• **Exercise details**
Restate the full set of records exactly, without adding or dropping a word.

## BEGIN

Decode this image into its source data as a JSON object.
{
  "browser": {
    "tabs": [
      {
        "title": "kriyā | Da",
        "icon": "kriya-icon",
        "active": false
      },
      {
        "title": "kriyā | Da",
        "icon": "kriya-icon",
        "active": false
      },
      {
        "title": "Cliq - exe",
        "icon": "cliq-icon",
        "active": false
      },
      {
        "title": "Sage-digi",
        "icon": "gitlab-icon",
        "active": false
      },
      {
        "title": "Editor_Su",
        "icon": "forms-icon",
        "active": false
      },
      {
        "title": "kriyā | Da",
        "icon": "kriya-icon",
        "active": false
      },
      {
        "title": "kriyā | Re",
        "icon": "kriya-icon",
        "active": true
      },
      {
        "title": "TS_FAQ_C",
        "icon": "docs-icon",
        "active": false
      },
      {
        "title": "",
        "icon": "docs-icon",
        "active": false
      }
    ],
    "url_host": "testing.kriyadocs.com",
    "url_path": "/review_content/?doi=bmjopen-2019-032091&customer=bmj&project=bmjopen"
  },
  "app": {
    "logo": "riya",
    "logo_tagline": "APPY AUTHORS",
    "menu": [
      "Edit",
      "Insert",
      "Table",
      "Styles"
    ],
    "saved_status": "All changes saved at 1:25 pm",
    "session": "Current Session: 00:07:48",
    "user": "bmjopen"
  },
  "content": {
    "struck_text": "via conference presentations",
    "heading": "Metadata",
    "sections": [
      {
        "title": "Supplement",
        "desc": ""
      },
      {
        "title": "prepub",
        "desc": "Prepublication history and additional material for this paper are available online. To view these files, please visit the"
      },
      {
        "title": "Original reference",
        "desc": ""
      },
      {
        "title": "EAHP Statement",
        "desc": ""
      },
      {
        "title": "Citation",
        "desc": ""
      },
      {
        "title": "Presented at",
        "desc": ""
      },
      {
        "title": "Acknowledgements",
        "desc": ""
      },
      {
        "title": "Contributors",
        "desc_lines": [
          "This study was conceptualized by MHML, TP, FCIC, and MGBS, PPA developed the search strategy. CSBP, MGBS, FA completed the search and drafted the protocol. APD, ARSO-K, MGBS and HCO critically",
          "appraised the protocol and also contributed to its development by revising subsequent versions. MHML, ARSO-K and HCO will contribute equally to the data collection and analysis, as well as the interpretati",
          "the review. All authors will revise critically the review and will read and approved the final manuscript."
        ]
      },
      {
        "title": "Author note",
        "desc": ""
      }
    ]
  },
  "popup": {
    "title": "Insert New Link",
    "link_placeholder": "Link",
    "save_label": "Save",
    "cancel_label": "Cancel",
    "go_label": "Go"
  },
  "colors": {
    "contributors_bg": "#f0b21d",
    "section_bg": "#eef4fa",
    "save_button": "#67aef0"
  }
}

## END

• **Final result**
Decode this image into its source data as a JSON object.
{
  "browser": {
    "tabs": [
      {
        "title": "kriyā | Da",
        "icon": "kriya-icon",
        "active": false
      },
      {
        "title": "kriyā | Da",
        "icon": "kriya-icon",
        "active": false
      },
      {
        "title": "Cliq - exe",
        "icon": "cliq-icon",
        "active": false
      },
      {
        "title": "Sage-digi",
        "icon": "gitlab-icon",
        "active": false
      },
      {
        "title": "Editor_Su",
        "icon": "forms-icon",
        "active": false
      },
      {
        "title": "kriyā | Da",
        "icon": "kriya-icon",
        "active": false
      },
      {
        "title": "kriyā | Re",
        "icon": "kriya-icon",
        "active": true
      },
      {
        "title": "TS_FAQ_C",
        "icon": "docs-icon",
        "active": false
      },
      {
        "title": "",
        "icon": "docs-icon",
        "active": false
      }
    ],
    "url_host": "testing.kriyadocs.com",
    "url_path": "/review_content/?doi=bmjopen-2019-032091&customer=bmj&project=bmjopen"
  },
  "app": {
    "logo": "riya",
    "logo_tagline": "APPY AUTHORS",
    "menu": [
      "Edit",
      "Insert",
      "Table",
      "Styles"
    ],
    "saved_status": "All changes saved at 1:25 pm",
    "session": "Current Session: 00:07:48",
    "user": "bmjopen"
  },
  "content": {
    "struck_text": "via conference presentations",
    "heading": "Metadata",
    "sections": [
      {
        "title": "Supplement",
        "desc": ""
      },
      {
        "title": "prepub",
        "desc": "Prepublication history and additional material for this paper are available online. To view these files, please visit the"
      },
      {
        "title": "Original reference",
        "desc": ""
      },
      {
        "title": "EAHP Statement",
        "desc": ""
      },
      {
        "title": "Citation",
        "desc": ""
      },
      {
        "title": "Presented at",
        "desc": ""
      },
      {
        "title": "Acknowledgements",
        "desc": ""
      },
      {
        "title": "Contributors",
        "desc_lines": [
          "This study was conceptualized by MHML, TP, FCIC, and MGBS, PPA developed the search strategy. CSBP, MGBS, FA completed the search and drafted the protocol. APD, ARSO-K, MGBS and HCO critically",
          "appraised the protocol and also contributed to its development by revising subsequent versions. MHML, ARSO-K and HCO will contribute equally to the data collection and analysis, as well as the interpretati",
          "the review. All authors will revise critically the review and will read and approved the final manuscript."
        ]
      },
      {
        "title": "Author note",
        "desc": ""
      }
    ]
  },
  "popup": {
    "title": "Insert New Link",
    "link_placeholder": "Link",
    "save_label": "Save",
    "cancel_label": "Cancel",
    "go_label": "Go"
  },
  "colors": {
    "contributors_bg": "#f0b21d",
    "section_bg": "#eef4fa",
    "save_button": "#67aef0"
  }
}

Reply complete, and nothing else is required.